- [INSTRUÇÕES]:
[1] Reproduza do texto sobre o discurso do Presidente da República tudo o que vai desde "O Presidente da" até "sustentável de desenvolvimento.".
[2] Enumere todas as designações que o texto sobre o discurso do Presidente da República usa para se referir a Aníbal Cavaco Silva, incluindo o próprio nome.
[3] Dê seguimento ao texto sobre o discurso do Presidente da República, escrevendo a parte que se segue à última frase apresentada.

- [TEXTO SELECIONADO]:
━━━
O Presidente da República insistiu esta sexta-feira na importância de uma cultura de compromisso, considerando que a prevalência das «oscilações erráticas do tempo curto sobre a perspetiva nacional do tempo longo» dificultará uma trajetória sustentável de desenvolvimento.

«Nos dias que vivemos, é natural que os cidadãos, confrontados pelas adversidades do quotidiano, sejam absorvidos pelas exigências imediatas do tempo curto. No entanto, temos de compreender, em definitivo, que existem na sociedade portuguesa desafios que só poderão ser vencidos numa perspetiva temporal alargada e no quadro de uma cultura de compromisso», afirmou o chefe de Estado, Aníbal Cavaco Silva, na abertura da conferência «Portugal: Rotas de Abril», que decorre na Fundação Champalimaud, em Lisboa.

«O compromisso não põe termo ao pluralismo ou à liberdade», disse o Presidente.
━━━
- [REGISTOS FORNECIDOS]:

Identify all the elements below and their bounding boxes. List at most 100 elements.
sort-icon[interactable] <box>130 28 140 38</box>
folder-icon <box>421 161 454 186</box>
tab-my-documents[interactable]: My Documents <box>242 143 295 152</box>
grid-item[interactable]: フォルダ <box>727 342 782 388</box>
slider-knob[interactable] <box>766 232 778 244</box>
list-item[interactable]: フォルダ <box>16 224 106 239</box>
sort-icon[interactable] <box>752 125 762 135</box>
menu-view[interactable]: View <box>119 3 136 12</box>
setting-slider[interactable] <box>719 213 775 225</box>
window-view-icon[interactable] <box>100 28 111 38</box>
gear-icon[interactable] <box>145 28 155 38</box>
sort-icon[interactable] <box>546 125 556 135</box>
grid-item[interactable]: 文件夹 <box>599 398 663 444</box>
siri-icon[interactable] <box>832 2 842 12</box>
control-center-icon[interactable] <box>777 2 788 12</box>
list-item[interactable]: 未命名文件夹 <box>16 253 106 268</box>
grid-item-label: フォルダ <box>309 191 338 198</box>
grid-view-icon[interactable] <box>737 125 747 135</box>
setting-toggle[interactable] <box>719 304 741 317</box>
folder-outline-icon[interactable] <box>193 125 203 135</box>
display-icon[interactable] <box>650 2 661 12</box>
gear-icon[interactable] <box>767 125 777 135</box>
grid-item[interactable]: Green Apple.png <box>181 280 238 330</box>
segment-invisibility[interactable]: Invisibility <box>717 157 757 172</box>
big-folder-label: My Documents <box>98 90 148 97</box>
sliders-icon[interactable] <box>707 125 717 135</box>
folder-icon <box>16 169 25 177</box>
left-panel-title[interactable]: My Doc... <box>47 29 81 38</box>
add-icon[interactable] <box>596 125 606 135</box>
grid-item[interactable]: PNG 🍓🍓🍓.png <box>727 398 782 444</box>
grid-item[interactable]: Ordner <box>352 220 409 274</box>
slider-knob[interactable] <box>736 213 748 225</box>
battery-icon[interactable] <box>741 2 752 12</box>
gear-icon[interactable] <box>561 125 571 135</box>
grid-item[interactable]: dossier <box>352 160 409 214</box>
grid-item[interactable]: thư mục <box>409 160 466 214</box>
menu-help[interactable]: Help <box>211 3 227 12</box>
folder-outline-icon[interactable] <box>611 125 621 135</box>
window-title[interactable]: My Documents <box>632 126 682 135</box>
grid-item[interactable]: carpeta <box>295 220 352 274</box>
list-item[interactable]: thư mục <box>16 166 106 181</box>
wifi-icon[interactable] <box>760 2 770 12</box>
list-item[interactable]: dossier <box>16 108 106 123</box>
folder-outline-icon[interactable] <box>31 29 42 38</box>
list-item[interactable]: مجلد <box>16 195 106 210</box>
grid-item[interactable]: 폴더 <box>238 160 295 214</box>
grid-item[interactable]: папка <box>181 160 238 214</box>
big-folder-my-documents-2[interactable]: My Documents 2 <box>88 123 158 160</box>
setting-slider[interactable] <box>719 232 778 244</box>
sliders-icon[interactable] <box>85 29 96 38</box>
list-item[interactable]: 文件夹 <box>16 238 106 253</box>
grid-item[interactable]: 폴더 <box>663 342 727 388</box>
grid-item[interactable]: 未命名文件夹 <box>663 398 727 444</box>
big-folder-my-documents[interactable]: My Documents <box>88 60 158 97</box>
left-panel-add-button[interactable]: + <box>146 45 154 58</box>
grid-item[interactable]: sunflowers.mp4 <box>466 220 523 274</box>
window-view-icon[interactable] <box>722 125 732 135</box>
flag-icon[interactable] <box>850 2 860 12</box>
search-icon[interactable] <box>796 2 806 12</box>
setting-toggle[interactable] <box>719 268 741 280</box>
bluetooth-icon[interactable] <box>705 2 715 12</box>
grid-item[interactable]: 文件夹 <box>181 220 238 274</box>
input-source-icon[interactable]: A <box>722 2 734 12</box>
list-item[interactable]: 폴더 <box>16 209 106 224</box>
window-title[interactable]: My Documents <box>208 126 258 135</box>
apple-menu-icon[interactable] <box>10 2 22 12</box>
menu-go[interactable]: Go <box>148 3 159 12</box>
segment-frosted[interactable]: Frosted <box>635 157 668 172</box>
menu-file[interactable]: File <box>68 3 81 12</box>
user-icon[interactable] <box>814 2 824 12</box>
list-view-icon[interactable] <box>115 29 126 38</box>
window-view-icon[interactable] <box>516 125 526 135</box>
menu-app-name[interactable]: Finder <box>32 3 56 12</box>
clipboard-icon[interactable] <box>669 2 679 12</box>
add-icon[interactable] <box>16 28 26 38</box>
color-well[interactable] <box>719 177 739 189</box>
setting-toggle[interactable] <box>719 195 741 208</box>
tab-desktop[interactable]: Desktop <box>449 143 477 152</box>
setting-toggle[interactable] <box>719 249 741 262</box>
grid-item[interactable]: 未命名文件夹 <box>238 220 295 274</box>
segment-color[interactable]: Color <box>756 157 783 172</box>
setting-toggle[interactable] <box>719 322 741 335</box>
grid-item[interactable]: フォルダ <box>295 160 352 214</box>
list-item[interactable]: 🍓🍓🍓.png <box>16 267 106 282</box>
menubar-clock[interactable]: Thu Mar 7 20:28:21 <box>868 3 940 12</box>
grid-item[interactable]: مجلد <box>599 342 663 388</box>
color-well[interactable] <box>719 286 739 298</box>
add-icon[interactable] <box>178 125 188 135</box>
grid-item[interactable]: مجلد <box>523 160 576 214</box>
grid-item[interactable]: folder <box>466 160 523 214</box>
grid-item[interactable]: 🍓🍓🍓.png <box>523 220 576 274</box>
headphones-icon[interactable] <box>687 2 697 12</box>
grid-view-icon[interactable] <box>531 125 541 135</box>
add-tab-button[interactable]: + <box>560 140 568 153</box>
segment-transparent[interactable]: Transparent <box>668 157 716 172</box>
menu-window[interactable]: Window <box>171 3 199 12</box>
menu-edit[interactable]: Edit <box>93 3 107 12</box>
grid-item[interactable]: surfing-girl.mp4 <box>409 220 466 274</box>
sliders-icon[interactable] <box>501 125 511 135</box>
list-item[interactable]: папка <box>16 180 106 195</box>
━━━
- [RESPOSTAS AOS EXERCÍCIOS]:
[1]
O Presidente da República insistiu esta sexta-feira na importância de uma cultura de compromisso, considerando que a prevalência das «oscilações erráticas do tempo curto sobre a perspetiva nacional do tempo longo» dificultará uma trajetória sustentável de desenvolvimento.

[2] O texto refere-se a ele como «Presidente da República», «chefe de Estado», «Aníbal Cavaco Silva» e «Presidente».

[3]
Contrapondo o «tempo curto» e o «tempo longo», Cavaco Silva reiterou o apelo aos compromissos políticos, insistindo que há um conjunto de reformas no Estado e de orientações políticas estratégicas que devem ser objeto de um entendimento de médio prazo entre as forças partidárias, pois sem esse compromisso e «mantendo-se a prevalência das oscilações erráticas do tempo curto sobre a perspetiva do tempo longo, Portugal muito dificilmente será capaz de assegurar uma trajetória sustentável de desenvolvimento», cita a Lusa.